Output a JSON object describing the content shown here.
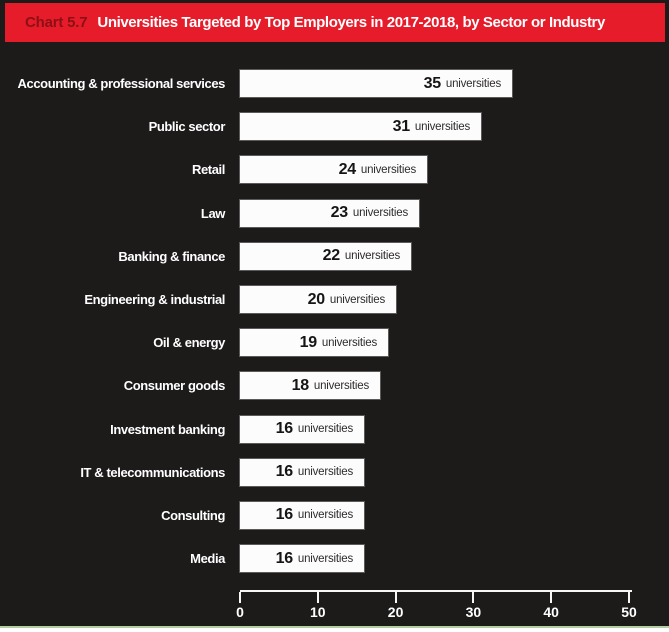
{
  "header": {
    "chart_label": "Chart 5.7",
    "title": "Universities Targeted by Top Employers in 2017-2018, by Sector or Industry"
  },
  "chart_data": {
    "type": "bar",
    "orientation": "horizontal",
    "title": "Universities Targeted by Top Employers in 2017-2018, by Sector or Industry",
    "categories": [
      "Accounting & professional services",
      "Public sector",
      "Retail",
      "Law",
      "Banking & finance",
      "Engineering & industrial",
      "Oil & energy",
      "Consumer goods",
      "Investment banking",
      "IT & telecommunications",
      "Consulting",
      "Media"
    ],
    "values": [
      35,
      31,
      24,
      23,
      22,
      20,
      19,
      18,
      16,
      16,
      16,
      16
    ],
    "value_suffix": "universities",
    "xlabel": "",
    "ylabel": "",
    "xlim": [
      0,
      50
    ],
    "x_ticks": [
      0,
      10,
      20,
      30,
      40,
      50
    ],
    "grid": false,
    "legend": "none",
    "colors": {
      "header_red": "#e61c2a",
      "header_label_dark_red": "#8c1016",
      "background_black": "#1d1a1a",
      "bar_white": "#fcfcfc",
      "bar_text_black": "#171414",
      "axis_white": "#f7f7f7",
      "bottom_edge_green": "#b5cfa2"
    }
  }
}
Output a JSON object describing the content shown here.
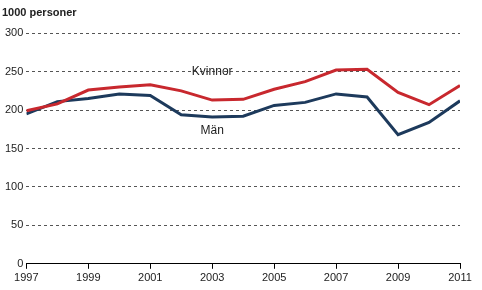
{
  "chart_data": {
    "type": "line",
    "ylabel": "1000 personer",
    "x": [
      1997,
      1998,
      1999,
      2000,
      2001,
      2002,
      2003,
      2004,
      2005,
      2006,
      2007,
      2008,
      2009,
      2010,
      2011
    ],
    "series": [
      {
        "name": "Kvinnor",
        "color": "#c8282e",
        "values": [
          199,
          208,
          226,
          230,
          233,
          225,
          213,
          214,
          227,
          237,
          252,
          253,
          223,
          207,
          232
        ]
      },
      {
        "name": "Män",
        "color": "#1d3a5c",
        "values": [
          195,
          211,
          215,
          221,
          219,
          194,
          191,
          192,
          206,
          210,
          221,
          217,
          168,
          184,
          212
        ]
      }
    ],
    "xlim": [
      1997,
      2011
    ],
    "xticks": [
      1997,
      1999,
      2001,
      2003,
      2005,
      2007,
      2009,
      2011
    ],
    "ylim": [
      0,
      300
    ],
    "yticks": [
      0,
      50,
      100,
      150,
      200,
      250,
      300
    ],
    "grid": true
  }
}
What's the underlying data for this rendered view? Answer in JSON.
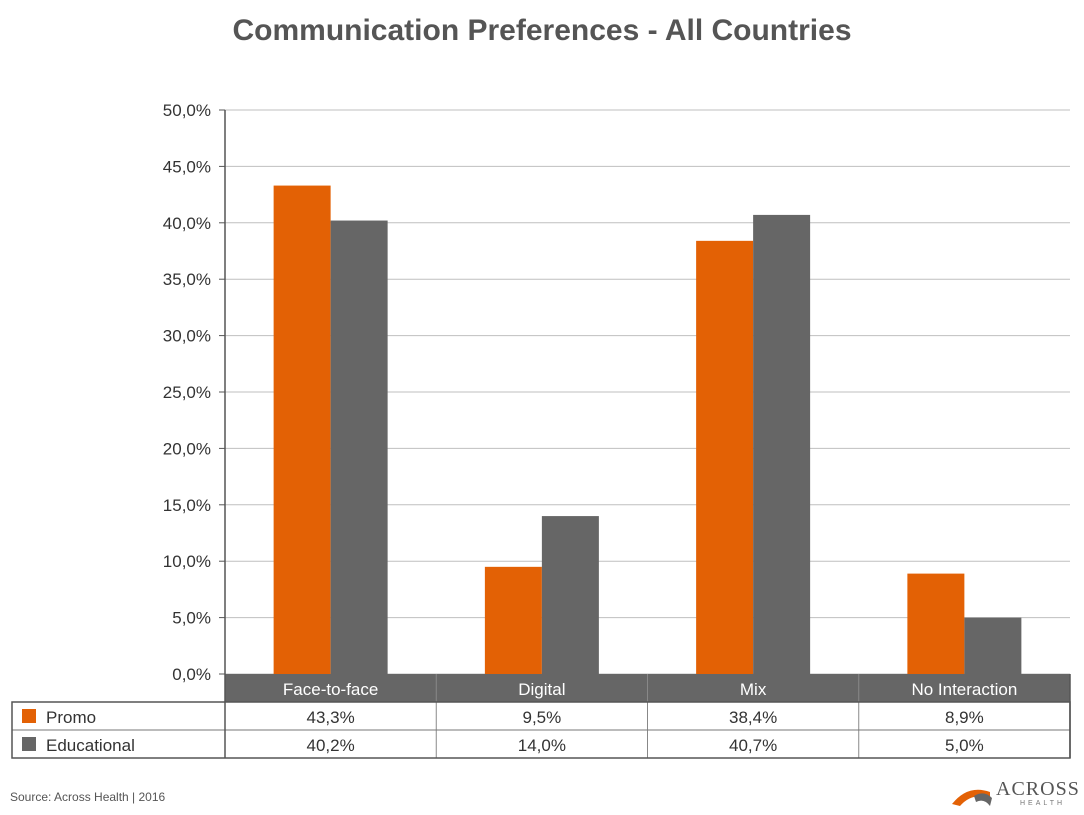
{
  "chart_data": {
    "type": "bar",
    "title": "Communication Preferences - All Countries",
    "categories": [
      "Face-to-face",
      "Digital",
      "Mix",
      "No Interaction"
    ],
    "series": [
      {
        "name": "Promo",
        "values": [
          43.3,
          9.5,
          38.4,
          8.9
        ],
        "labels": [
          "43,3%",
          "9,5%",
          "38,4%",
          "8,9%"
        ],
        "color": "#E36105"
      },
      {
        "name": "Educational",
        "values": [
          40.2,
          14.0,
          40.7,
          5.0
        ],
        "labels": [
          "40,2%",
          "14,0%",
          "40,7%",
          "5,0%"
        ],
        "color": "#666666"
      }
    ],
    "ylim": [
      0,
      50
    ],
    "yticks": [
      "0,0%",
      "5,0%",
      "10,0%",
      "15,0%",
      "20,0%",
      "25,0%",
      "30,0%",
      "35,0%",
      "40,0%",
      "45,0%",
      "50,0%"
    ],
    "grid": true,
    "legend": "data-table-left"
  },
  "footer": {
    "source": "Source: Across Health  |  2016",
    "logo_name": "ACROSS",
    "logo_sub": "HEALTH"
  },
  "colors": {
    "accent": "#E36105",
    "secondary": "#666666",
    "grid": "#BFBFBF"
  }
}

════

Omit pictures; set down the rest of the material word for word.

Output a JSON object describing the content shown here.
{
  "header": {
    "chart_label": "Chart 5.7",
    "title": "Universities Targeted by Top Employers in 2017-2018, by Sector or Industry"
  },
  "chart_data": {
    "type": "bar",
    "orientation": "horizontal",
    "title": "Universities Targeted by Top Employers in 2017-2018, by Sector or Industry",
    "categories": [
      "Accounting & professional services",
      "Public sector",
      "Retail",
      "Law",
      "Banking & finance",
      "Engineering & industrial",
      "Oil & energy",
      "Consumer goods",
      "Investment banking",
      "IT & telecommunications",
      "Consulting",
      "Media"
    ],
    "values": [
      35,
      31,
      24,
      23,
      22,
      20,
      19,
      18,
      16,
      16,
      16,
      16
    ],
    "value_suffix": "universities",
    "xlabel": "",
    "ylabel": "",
    "xlim": [
      0,
      50
    ],
    "x_ticks": [
      0,
      10,
      20,
      30,
      40,
      50
    ],
    "grid": false,
    "legend": "none",
    "colors": {
      "header_red": "#e61c2a",
      "header_label_dark_red": "#8c1016",
      "background_black": "#1d1a1a",
      "bar_white": "#fcfcfc",
      "bar_text_black": "#171414",
      "axis_white": "#f7f7f7",
      "bottom_edge_green": "#b5cfa2"
    }
  }
}
Output a JSON object describing the content shown here.
{
  "chart_data": {
    "type": "line",
    "ylabel": "1000 personer",
    "x": [
      1997,
      1998,
      1999,
      2000,
      2001,
      2002,
      2003,
      2004,
      2005,
      2006,
      2007,
      2008,
      2009,
      2010,
      2011
    ],
    "series": [
      {
        "name": "Kvinnor",
        "color": "#c8282e",
        "values": [
          199,
          208,
          226,
          230,
          233,
          225,
          213,
          214,
          227,
          237,
          252,
          253,
          223,
          207,
          232
        ]
      },
      {
        "name": "Män",
        "color": "#1d3a5c",
        "values": [
          195,
          211,
          215,
          221,
          219,
          194,
          191,
          192,
          206,
          210,
          221,
          217,
          168,
          184,
          212
        ]
      }
    ],
    "xlim": [
      1997,
      2011
    ],
    "xticks": [
      1997,
      1999,
      2001,
      2003,
      2005,
      2007,
      2009,
      2011
    ],
    "ylim": [
      0,
      300
    ],
    "yticks": [
      0,
      50,
      100,
      150,
      200,
      250,
      300
    ],
    "grid": true
  }
}
What's the underlying data for this rendered view? Answer in JSON.
{
  "chart_data": {
    "type": "bar",
    "title": "Communication Preferences - All Countries",
    "categories": [
      "Face-to-face",
      "Digital",
      "Mix",
      "No Interaction"
    ],
    "series": [
      {
        "name": "Promo",
        "values": [
          43.3,
          9.5,
          38.4,
          8.9
        ],
        "labels": [
          "43,3%",
          "9,5%",
          "38,4%",
          "8,9%"
        ],
        "color": "#E36105"
      },
      {
        "name": "Educational",
        "values": [
          40.2,
          14.0,
          40.7,
          5.0
        ],
        "labels": [
          "40,2%",
          "14,0%",
          "40,7%",
          "5,0%"
        ],
        "color": "#666666"
      }
    ],
    "ylim": [
      0,
      50
    ],
    "yticks": [
      "0,0%",
      "5,0%",
      "10,0%",
      "15,0%",
      "20,0%",
      "25,0%",
      "30,0%",
      "35,0%",
      "40,0%",
      "45,0%",
      "50,0%"
    ],
    "grid": true,
    "legend": "data-table-left"
  },
  "footer": {
    "source": "Source: Across Health  |  2016",
    "logo_name": "ACROSS",
    "logo_sub": "HEALTH"
  },
  "colors": {
    "accent": "#E36105",
    "secondary": "#666666",
    "grid": "#BFBFBF"
  }
}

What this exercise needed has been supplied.